WHAT TO PRODUCE - Gather the lines below that include the string "label", copying each in full.

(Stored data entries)
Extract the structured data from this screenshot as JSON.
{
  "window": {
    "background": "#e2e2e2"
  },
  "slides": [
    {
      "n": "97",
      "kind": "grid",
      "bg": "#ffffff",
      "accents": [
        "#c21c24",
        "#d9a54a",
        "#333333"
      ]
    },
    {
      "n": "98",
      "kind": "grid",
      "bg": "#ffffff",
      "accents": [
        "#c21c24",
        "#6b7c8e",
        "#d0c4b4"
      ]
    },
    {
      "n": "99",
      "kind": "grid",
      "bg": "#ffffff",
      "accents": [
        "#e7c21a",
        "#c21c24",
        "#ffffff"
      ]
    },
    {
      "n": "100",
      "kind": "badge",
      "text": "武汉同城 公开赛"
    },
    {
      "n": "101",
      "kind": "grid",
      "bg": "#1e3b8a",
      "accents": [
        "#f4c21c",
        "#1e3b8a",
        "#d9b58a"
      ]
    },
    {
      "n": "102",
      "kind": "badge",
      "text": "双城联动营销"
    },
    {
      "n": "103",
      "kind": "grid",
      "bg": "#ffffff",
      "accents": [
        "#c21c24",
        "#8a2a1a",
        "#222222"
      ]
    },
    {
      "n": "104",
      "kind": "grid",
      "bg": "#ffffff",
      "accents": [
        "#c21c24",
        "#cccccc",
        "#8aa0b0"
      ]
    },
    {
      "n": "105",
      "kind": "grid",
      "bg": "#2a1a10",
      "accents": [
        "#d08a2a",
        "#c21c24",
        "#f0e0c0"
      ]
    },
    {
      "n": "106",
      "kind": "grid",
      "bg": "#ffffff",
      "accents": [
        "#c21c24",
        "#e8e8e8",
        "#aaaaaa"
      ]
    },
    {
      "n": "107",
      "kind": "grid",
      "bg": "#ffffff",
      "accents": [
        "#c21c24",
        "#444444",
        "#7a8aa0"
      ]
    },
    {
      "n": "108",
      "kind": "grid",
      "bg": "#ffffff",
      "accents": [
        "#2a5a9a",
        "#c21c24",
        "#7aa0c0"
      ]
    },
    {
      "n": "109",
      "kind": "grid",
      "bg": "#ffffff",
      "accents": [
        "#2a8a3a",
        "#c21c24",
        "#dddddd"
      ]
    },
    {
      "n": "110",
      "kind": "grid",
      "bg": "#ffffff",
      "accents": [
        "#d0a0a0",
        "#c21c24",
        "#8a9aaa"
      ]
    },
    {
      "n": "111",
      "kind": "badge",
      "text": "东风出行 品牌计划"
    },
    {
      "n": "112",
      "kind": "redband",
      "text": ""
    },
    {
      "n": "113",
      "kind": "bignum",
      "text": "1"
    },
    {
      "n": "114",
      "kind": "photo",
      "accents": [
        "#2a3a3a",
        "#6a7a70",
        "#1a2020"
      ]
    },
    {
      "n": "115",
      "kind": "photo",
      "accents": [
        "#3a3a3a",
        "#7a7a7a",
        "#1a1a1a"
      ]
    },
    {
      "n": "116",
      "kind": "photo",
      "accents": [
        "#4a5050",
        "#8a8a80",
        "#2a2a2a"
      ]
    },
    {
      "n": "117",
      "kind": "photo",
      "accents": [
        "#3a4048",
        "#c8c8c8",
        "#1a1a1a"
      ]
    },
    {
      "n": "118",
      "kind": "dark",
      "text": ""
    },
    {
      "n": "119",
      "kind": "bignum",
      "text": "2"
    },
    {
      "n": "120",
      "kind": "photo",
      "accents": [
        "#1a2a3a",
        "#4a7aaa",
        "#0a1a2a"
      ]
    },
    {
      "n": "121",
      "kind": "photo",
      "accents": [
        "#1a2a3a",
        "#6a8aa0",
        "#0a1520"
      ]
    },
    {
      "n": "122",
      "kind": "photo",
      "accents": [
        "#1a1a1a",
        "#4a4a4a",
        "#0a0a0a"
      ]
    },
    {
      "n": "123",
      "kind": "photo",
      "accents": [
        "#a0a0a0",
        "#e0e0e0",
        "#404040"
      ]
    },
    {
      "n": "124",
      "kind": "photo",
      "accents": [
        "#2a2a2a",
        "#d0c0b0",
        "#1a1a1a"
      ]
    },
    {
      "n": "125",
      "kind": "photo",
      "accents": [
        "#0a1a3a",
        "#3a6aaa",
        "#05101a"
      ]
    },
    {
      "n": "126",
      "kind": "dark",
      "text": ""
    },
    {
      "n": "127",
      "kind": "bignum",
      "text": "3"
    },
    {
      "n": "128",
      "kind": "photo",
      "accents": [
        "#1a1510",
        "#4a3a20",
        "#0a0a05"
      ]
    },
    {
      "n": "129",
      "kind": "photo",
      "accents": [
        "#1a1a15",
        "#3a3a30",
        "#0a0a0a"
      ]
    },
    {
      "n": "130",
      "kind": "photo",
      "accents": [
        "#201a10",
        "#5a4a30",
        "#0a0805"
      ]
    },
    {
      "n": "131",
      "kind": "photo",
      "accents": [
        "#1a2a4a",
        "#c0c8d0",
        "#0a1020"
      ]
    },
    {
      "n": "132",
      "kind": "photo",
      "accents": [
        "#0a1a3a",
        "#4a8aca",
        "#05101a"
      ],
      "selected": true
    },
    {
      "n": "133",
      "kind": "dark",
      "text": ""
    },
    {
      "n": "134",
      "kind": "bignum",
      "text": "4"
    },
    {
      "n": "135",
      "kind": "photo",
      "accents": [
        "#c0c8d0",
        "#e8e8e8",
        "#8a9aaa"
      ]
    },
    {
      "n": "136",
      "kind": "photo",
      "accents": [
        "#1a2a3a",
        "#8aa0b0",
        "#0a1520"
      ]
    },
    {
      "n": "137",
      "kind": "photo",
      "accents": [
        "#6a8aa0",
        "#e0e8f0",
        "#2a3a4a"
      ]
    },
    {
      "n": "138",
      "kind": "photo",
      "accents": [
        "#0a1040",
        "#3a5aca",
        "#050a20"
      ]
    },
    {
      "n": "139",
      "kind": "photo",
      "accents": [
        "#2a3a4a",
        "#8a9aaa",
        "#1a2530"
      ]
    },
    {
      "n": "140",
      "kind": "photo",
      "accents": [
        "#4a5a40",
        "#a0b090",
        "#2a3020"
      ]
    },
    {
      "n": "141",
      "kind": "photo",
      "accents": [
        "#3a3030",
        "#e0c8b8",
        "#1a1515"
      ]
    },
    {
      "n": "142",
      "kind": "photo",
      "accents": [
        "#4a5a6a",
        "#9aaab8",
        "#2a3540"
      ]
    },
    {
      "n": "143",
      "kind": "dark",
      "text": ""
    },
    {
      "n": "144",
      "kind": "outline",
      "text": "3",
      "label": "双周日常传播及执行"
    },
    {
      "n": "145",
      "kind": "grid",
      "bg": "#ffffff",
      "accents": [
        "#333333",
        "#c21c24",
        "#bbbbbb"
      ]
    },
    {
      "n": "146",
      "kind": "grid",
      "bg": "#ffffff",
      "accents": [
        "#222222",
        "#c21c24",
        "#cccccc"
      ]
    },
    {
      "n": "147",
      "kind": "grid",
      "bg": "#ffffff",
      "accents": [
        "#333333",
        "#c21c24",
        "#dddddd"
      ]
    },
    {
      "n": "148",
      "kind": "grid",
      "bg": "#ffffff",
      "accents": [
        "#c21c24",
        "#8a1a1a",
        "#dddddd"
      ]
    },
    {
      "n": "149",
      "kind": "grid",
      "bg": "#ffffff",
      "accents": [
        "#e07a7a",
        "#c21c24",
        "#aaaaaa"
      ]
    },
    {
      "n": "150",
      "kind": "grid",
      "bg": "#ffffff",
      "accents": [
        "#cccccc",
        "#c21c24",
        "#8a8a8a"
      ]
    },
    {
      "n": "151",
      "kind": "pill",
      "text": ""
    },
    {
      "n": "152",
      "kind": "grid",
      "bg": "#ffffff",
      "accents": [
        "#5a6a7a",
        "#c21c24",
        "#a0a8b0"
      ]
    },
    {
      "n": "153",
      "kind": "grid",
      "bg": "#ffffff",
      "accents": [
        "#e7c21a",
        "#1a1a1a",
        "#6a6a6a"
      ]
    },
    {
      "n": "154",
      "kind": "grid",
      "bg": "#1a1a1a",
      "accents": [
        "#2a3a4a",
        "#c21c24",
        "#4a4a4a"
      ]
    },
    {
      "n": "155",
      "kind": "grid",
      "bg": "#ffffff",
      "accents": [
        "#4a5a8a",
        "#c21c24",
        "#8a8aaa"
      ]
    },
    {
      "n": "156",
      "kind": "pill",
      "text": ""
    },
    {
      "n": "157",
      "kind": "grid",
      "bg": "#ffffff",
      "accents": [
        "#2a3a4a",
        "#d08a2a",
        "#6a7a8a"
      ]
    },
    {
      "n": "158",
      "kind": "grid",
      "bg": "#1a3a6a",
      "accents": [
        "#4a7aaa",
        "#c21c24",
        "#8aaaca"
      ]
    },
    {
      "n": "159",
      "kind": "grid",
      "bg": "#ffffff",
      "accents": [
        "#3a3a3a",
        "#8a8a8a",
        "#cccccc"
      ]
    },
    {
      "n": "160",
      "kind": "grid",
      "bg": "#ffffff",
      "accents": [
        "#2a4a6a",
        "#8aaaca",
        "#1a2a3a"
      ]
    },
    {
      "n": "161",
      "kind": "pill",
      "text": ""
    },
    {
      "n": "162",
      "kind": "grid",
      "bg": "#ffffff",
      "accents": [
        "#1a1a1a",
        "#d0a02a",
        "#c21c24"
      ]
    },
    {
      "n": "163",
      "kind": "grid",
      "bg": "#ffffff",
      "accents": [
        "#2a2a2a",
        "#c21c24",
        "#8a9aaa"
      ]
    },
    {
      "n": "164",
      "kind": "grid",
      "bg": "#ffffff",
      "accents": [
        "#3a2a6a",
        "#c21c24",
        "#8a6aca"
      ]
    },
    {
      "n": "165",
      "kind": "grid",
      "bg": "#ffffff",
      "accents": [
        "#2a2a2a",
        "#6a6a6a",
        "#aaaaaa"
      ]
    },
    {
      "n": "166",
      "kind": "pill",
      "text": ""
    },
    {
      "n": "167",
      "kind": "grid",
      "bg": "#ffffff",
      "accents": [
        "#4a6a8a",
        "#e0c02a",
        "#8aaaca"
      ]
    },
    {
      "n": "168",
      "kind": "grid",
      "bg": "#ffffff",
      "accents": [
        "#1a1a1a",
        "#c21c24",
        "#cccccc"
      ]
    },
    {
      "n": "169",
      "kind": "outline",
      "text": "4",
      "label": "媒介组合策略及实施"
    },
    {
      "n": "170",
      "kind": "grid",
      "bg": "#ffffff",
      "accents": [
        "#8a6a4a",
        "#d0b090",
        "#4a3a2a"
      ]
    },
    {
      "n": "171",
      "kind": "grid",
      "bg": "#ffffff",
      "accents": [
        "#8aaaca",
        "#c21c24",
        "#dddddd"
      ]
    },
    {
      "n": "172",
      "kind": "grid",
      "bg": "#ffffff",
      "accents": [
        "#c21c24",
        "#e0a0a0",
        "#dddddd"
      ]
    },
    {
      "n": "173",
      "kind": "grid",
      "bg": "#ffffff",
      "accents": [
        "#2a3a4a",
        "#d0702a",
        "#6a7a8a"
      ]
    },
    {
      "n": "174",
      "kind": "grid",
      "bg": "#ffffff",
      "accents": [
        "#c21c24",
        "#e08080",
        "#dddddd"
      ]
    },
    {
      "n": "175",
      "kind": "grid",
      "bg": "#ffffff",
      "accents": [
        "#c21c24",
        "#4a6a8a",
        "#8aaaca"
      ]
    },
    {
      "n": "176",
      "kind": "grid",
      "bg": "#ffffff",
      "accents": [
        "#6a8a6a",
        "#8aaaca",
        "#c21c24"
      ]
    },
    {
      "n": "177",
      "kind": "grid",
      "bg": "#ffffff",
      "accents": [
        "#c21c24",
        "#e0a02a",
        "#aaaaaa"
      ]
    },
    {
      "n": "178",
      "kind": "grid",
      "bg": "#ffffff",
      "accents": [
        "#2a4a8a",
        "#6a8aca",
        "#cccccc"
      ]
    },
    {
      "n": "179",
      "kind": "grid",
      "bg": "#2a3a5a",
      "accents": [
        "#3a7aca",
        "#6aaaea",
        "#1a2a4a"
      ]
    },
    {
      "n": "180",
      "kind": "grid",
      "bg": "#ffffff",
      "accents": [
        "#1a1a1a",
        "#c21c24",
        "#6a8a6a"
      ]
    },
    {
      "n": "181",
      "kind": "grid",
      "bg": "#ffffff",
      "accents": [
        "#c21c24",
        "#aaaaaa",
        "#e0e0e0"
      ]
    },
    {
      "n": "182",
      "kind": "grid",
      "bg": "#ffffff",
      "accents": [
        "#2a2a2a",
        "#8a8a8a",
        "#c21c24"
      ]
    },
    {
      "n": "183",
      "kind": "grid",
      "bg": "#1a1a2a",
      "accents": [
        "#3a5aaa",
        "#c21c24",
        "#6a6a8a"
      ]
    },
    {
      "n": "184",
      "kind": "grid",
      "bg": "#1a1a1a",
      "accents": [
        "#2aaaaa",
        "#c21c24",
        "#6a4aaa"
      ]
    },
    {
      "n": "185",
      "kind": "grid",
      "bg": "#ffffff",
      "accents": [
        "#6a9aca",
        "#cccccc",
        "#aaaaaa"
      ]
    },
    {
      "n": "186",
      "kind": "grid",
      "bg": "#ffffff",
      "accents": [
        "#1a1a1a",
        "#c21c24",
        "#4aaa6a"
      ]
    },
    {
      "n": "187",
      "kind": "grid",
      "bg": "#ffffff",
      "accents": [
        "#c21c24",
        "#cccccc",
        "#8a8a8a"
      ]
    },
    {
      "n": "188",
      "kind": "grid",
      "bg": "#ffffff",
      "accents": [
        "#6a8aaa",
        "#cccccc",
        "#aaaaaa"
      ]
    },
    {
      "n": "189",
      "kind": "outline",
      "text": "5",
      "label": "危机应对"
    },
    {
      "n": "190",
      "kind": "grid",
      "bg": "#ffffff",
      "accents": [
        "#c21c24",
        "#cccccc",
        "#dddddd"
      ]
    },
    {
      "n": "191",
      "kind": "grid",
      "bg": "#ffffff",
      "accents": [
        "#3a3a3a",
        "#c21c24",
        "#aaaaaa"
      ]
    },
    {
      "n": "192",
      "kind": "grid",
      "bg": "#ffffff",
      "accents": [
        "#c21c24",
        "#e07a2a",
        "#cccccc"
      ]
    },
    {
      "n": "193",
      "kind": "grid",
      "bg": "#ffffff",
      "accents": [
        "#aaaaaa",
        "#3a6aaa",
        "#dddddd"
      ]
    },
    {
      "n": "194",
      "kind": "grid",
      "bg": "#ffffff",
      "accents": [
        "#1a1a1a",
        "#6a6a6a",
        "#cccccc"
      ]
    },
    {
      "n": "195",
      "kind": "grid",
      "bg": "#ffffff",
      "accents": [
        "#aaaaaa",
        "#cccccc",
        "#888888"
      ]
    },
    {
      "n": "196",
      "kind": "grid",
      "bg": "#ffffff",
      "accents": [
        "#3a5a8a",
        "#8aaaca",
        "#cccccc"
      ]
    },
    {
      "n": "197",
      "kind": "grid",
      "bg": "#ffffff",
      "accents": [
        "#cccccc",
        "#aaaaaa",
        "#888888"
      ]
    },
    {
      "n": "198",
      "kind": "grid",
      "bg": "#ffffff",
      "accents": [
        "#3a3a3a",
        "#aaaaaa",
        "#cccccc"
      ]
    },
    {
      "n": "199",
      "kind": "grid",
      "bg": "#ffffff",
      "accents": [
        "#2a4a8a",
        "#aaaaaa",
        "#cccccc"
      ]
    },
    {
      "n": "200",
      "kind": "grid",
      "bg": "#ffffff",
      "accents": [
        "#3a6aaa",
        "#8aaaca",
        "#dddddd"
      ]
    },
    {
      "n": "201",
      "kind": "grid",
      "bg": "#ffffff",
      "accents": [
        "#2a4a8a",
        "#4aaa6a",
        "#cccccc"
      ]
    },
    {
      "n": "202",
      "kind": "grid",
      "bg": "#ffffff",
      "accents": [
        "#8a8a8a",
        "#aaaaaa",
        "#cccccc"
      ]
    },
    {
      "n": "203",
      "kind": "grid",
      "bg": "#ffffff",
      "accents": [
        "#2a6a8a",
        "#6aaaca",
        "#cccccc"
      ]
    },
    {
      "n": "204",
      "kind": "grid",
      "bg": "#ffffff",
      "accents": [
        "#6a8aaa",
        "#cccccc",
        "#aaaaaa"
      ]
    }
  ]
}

RESULT -
      "label": "双周日常传播及执行"
      "label": "媒介组合策略及实施"
      "label": "危机应对"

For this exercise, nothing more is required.